What you are asked to do - Give all of the lines again, with nothing added or dropped.

»»

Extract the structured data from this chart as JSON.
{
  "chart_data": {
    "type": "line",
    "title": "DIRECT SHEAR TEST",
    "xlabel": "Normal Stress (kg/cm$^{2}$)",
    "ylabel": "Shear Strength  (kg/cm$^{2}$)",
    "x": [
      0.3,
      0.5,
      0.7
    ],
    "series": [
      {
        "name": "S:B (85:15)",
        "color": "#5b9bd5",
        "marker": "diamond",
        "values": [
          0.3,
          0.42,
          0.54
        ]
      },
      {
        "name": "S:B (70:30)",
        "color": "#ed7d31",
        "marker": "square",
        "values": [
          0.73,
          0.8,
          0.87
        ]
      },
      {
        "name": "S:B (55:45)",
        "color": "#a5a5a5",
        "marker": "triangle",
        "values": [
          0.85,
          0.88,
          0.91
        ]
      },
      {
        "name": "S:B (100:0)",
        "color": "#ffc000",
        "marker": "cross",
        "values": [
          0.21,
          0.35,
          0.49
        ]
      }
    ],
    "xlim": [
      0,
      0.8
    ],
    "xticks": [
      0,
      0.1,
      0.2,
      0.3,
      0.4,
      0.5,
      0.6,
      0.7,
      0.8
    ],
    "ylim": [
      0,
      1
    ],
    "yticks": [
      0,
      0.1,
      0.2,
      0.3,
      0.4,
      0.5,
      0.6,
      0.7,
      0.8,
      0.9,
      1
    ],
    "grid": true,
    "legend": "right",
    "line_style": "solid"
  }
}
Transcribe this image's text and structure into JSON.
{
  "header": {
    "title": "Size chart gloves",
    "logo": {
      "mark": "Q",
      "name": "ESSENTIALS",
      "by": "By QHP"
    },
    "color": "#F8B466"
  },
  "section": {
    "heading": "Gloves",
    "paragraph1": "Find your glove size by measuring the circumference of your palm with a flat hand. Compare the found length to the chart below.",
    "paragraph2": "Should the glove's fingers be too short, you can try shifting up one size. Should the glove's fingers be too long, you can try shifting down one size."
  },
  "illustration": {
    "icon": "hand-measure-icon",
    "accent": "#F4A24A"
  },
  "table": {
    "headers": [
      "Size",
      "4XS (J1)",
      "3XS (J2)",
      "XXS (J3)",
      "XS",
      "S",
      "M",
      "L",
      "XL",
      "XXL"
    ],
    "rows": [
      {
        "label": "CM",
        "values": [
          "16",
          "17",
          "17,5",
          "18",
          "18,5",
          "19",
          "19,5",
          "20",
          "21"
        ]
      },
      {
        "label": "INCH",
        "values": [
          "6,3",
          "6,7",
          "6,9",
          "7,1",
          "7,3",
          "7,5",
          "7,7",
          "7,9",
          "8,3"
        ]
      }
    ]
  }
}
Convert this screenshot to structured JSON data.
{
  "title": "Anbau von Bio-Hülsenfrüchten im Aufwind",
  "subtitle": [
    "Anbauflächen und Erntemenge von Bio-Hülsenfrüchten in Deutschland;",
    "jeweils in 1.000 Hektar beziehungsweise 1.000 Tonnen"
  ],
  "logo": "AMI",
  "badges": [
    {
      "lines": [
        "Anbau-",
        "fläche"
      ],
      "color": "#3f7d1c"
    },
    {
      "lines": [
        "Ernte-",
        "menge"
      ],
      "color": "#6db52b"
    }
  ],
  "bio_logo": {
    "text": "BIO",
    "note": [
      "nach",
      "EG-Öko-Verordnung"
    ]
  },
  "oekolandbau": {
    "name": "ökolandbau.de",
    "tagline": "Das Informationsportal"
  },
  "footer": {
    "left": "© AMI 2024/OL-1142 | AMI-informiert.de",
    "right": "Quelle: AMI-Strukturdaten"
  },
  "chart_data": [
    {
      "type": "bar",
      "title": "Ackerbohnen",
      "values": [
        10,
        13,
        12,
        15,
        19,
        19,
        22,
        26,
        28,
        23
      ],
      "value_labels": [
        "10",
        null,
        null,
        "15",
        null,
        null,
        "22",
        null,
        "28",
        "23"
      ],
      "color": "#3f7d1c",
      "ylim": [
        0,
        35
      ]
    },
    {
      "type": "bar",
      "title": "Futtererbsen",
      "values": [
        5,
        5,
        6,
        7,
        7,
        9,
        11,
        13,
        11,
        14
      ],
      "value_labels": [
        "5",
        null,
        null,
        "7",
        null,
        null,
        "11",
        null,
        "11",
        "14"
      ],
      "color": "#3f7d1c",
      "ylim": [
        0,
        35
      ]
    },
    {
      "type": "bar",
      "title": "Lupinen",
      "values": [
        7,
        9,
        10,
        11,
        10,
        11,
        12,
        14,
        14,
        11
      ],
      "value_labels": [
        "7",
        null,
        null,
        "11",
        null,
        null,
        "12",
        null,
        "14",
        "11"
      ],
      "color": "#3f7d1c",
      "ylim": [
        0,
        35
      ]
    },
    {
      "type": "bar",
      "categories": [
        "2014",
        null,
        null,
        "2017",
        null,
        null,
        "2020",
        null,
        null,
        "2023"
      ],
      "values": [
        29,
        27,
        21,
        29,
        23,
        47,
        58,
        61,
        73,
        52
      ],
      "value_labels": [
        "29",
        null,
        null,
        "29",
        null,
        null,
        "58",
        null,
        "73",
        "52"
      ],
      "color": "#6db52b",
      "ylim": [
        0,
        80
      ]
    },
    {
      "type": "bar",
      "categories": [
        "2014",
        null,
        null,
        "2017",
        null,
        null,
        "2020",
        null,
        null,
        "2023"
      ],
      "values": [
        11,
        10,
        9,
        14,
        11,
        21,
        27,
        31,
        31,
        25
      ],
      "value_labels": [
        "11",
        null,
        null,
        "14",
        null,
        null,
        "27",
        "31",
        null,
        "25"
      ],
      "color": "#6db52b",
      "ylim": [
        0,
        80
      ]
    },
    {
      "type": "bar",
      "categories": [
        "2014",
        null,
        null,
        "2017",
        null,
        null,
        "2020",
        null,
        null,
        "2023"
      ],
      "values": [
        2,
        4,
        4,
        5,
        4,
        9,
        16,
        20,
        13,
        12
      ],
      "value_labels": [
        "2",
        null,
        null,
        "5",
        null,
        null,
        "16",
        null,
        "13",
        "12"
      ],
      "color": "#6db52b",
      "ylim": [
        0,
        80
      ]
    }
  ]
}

««

Response to the exercise -
Extract the structured data from this chart as JSON.
{
  "chart_data": {
    "type": "line",
    "title": "DIRECT SHEAR TEST",
    "xlabel": "Normal Stress (kg/cm$^{2}$)",
    "ylabel": "Shear Strength  (kg/cm$^{2}$)",
    "x": [
      0.3,
      0.5,
      0.7
    ],
    "series": [
      {
        "name": "S:B (85:15)",
        "color": "#5b9bd5",
        "marker": "diamond",
        "values": [
          0.3,
          0.42,
          0.54
        ]
      },
      {
        "name": "S:B (70:30)",
        "color": "#ed7d31",
        "marker": "square",
        "values": [
          0.73,
          0.8,
          0.87
        ]
      },
      {
        "name": "S:B (55:45)",
        "color": "#a5a5a5",
        "marker": "triangle",
        "values": [
          0.85,
          0.88,
          0.91
        ]
      },
      {
        "name": "S:B (100:0)",
        "color": "#ffc000",
        "marker": "cross",
        "values": [
          0.21,
          0.35,
          0.49
        ]
      }
    ],
    "xlim": [
      0,
      0.8
    ],
    "xticks": [
      0,
      0.1,
      0.2,
      0.3,
      0.4,
      0.5,
      0.6,
      0.7,
      0.8
    ],
    "ylim": [
      0,
      1
    ],
    "yticks": [
      0,
      0.1,
      0.2,
      0.3,
      0.4,
      0.5,
      0.6,
      0.7,
      0.8,
      0.9,
      1
    ],
    "grid": true,
    "legend": "right",
    "line_style": "solid"
  }
}
Transcribe this image's text and structure into JSON.
{
  "header": {
    "title": "Size chart gloves",
    "logo": {
      "mark": "Q",
      "name": "ESSENTIALS",
      "by": "By QHP"
    },
    "color": "#F8B466"
  },
  "section": {
    "heading": "Gloves",
    "paragraph1": "Find your glove size by measuring the circumference of your palm with a flat hand. Compare the found length to the chart below.",
    "paragraph2": "Should the glove's fingers be too short, you can try shifting up one size. Should the glove's fingers be too long, you can try shifting down one size."
  },
  "illustration": {
    "icon": "hand-measure-icon",
    "accent": "#F4A24A"
  },
  "table": {
    "headers": [
      "Size",
      "4XS (J1)",
      "3XS (J2)",
      "XXS (J3)",
      "XS",
      "S",
      "M",
      "L",
      "XL",
      "XXL"
    ],
    "rows": [
      {
        "label": "CM",
        "values": [
          "16",
          "17",
          "17,5",
          "18",
          "18,5",
          "19",
          "19,5",
          "20",
          "21"
        ]
      },
      {
        "label": "INCH",
        "values": [
          "6,3",
          "6,7",
          "6,9",
          "7,1",
          "7,3",
          "7,5",
          "7,7",
          "7,9",
          "8,3"
        ]
      }
    ]
  }
}
Convert this screenshot to structured JSON data.
{
  "title": "Anbau von Bio-Hülsenfrüchten im Aufwind",
  "subtitle": [
    "Anbauflächen und Erntemenge von Bio-Hülsenfrüchten in Deutschland;",
    "jeweils in 1.000 Hektar beziehungsweise 1.000 Tonnen"
  ],
  "logo": "AMI",
  "badges": [
    {
      "lines": [
        "Anbau-",
        "fläche"
      ],
      "color": "#3f7d1c"
    },
    {
      "lines": [
        "Ernte-",
        "menge"
      ],
      "color": "#6db52b"
    }
  ],
  "bio_logo": {
    "text": "BIO",
    "note": [
      "nach",
      "EG-Öko-Verordnung"
    ]
  },
  "oekolandbau": {
    "name": "ökolandbau.de",
    "tagline": "Das Informationsportal"
  },
  "footer": {
    "left": "© AMI 2024/OL-1142 | AMI-informiert.de",
    "right": "Quelle: AMI-Strukturdaten"
  },
  "chart_data": [
    {
      "type": "bar",
      "title": "Ackerbohnen",
      "values": [
        10,
        13,
        12,
        15,
        19,
        19,
        22,
        26,
        28,
        23
      ],
      "value_labels": [
        "10",
        null,
        null,
        "15",
        null,
        null,
        "22",
        null,
        "28",
        "23"
      ],
      "color": "#3f7d1c",
      "ylim": [
        0,
        35
      ]
    },
    {
      "type": "bar",
      "title": "Futtererbsen",
      "values": [
        5,
        5,
        6,
        7,
        7,
        9,
        11,
        13,
        11,
        14
      ],
      "value_labels": [
        "5",
        null,
        null,
        "7",
        null,
        null,
        "11",
        null,
        "11",
        "14"
      ],
      "color": "#3f7d1c",
      "ylim": [
        0,
        35
      ]
    },
    {
      "type": "bar",
      "title": "Lupinen",
      "values": [
        7,
        9,
        10,
        11,
        10,
        11,
        12,
        14,
        14,
        11
      ],
      "value_labels": [
        "7",
        null,
        null,
        "11",
        null,
        null,
        "12",
        null,
        "14",
        "11"
      ],
      "color": "#3f7d1c",
      "ylim": [
        0,
        35
      ]
    },
    {
      "type": "bar",
      "categories": [
        "2014",
        null,
        null,
        "2017",
        null,
        null,
        "2020",
        null,
        null,
        "2023"
      ],
      "values": [
        29,
        27,
        21,
        29,
        23,
        47,
        58,
        61,
        73,
        52
      ],
      "value_labels": [
        "29",
        null,
        null,
        "29",
        null,
        null,
        "58",
        null,
        "73",
        "52"
      ],
      "color": "#6db52b",
      "ylim": [
        0,
        80
      ]
    },
    {
      "type": "bar",
      "categories": [
        "2014",
        null,
        null,
        "2017",
        null,
        null,
        "2020",
        null,
        null,
        "2023"
      ],
      "values": [
        11,
        10,
        9,
        14,
        11,
        21,
        27,
        31,
        31,
        25
      ],
      "value_labels": [
        "11",
        null,
        null,
        "14",
        null,
        null,
        "27",
        "31",
        null,
        "25"
      ],
      "color": "#6db52b",
      "ylim": [
        0,
        80
      ]
    },
    {
      "type": "bar",
      "categories": [
        "2014",
        null,
        null,
        "2017",
        null,
        null,
        "2020",
        null,
        null,
        "2023"
      ],
      "values": [
        2,
        4,
        4,
        5,
        4,
        9,
        16,
        20,
        13,
        12
      ],
      "value_labels": [
        "2",
        null,
        null,
        "5",
        null,
        null,
        "16",
        null,
        "13",
        "12"
      ],
      "color": "#6db52b",
      "ylim": [
        0,
        80
      ]
    }
  ]
}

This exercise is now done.